▶ _Required task_
Retype the full set of records. Keep every character identical.

— start of Material to process —

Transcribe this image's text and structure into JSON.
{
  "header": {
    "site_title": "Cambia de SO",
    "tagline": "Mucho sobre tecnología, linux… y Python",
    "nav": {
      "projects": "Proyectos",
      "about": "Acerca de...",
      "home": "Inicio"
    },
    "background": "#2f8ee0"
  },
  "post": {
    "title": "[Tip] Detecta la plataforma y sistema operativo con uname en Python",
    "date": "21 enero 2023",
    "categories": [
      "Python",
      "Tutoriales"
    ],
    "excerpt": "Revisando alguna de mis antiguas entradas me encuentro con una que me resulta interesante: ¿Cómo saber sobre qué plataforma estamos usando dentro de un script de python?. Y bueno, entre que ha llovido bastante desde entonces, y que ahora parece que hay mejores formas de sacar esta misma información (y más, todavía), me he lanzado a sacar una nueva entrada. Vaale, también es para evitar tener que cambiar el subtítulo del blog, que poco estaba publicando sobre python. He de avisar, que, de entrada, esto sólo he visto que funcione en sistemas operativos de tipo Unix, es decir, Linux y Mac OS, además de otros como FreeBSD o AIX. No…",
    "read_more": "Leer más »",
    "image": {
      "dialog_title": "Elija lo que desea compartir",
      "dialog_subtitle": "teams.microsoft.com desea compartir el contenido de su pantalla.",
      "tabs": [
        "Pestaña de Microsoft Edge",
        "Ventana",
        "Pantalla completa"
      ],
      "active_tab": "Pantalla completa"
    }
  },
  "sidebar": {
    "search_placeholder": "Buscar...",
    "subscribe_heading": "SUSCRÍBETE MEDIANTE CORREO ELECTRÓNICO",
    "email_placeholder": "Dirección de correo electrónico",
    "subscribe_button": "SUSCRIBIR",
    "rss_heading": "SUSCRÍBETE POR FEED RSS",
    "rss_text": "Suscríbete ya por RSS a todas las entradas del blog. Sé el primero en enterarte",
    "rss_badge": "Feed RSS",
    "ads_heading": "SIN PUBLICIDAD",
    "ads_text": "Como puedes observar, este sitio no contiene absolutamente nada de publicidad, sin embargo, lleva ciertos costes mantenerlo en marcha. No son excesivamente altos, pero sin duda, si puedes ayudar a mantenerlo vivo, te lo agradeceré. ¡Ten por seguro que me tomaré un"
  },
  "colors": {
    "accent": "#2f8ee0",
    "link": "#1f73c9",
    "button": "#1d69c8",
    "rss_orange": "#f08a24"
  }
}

— end of Material to process —

▶ _Exercise output_
Transcribe this image's text and structure into JSON.
{
  "header": {
    "site_title": "Cambia de SO",
    "tagline": "Mucho sobre tecnología, linux… y Python",
    "nav": {
      "projects": "Proyectos",
      "about": "Acerca de...",
      "home": "Inicio"
    },
    "background": "#2f8ee0"
  },
  "post": {
    "title": "[Tip] Detecta la plataforma y sistema operativo con uname en Python",
    "date": "21 enero 2023",
    "categories": [
      "Python",
      "Tutoriales"
    ],
    "excerpt": "Revisando alguna de mis antiguas entradas me encuentro con una que me resulta interesante: ¿Cómo saber sobre qué plataforma estamos usando dentro de un script de python?. Y bueno, entre que ha llovido bastante desde entonces, y que ahora parece que hay mejores formas de sacar esta misma información (y más, todavía), me he lanzado a sacar una nueva entrada. Vaale, también es para evitar tener que cambiar el subtítulo del blog, que poco estaba publicando sobre python. He de avisar, que, de entrada, esto sólo he visto que funcione en sistemas operativos de tipo Unix, es decir, Linux y Mac OS, además de otros como FreeBSD o AIX. No…",
    "read_more": "Leer más »",
    "image": {
      "dialog_title": "Elija lo que desea compartir",
      "dialog_subtitle": "teams.microsoft.com desea compartir el contenido de su pantalla.",
      "tabs": [
        "Pestaña de Microsoft Edge",
        "Ventana",
        "Pantalla completa"
      ],
      "active_tab": "Pantalla completa"
    }
  },
  "sidebar": {
    "search_placeholder": "Buscar...",
    "subscribe_heading": "SUSCRÍBETE MEDIANTE CORREO ELECTRÓNICO",
    "email_placeholder": "Dirección de correo electrónico",
    "subscribe_button": "SUSCRIBIR",
    "rss_heading": "SUSCRÍBETE POR FEED RSS",
    "rss_text": "Suscríbete ya por RSS a todas las entradas del blog. Sé el primero en enterarte",
    "rss_badge": "Feed RSS",
    "ads_heading": "SIN PUBLICIDAD",
    "ads_text": "Como puedes observar, este sitio no contiene absolutamente nada de publicidad, sin embargo, lleva ciertos costes mantenerlo en marcha. No son excesivamente altos, pero sin duda, si puedes ayudar a mantenerlo vivo, te lo agradeceré. ¡Ten por seguro que me tomaré un"
  },
  "colors": {
    "accent": "#2f8ee0",
    "link": "#1f73c9",
    "button": "#1d69c8",
    "rss_orange": "#f08a24"
  }
}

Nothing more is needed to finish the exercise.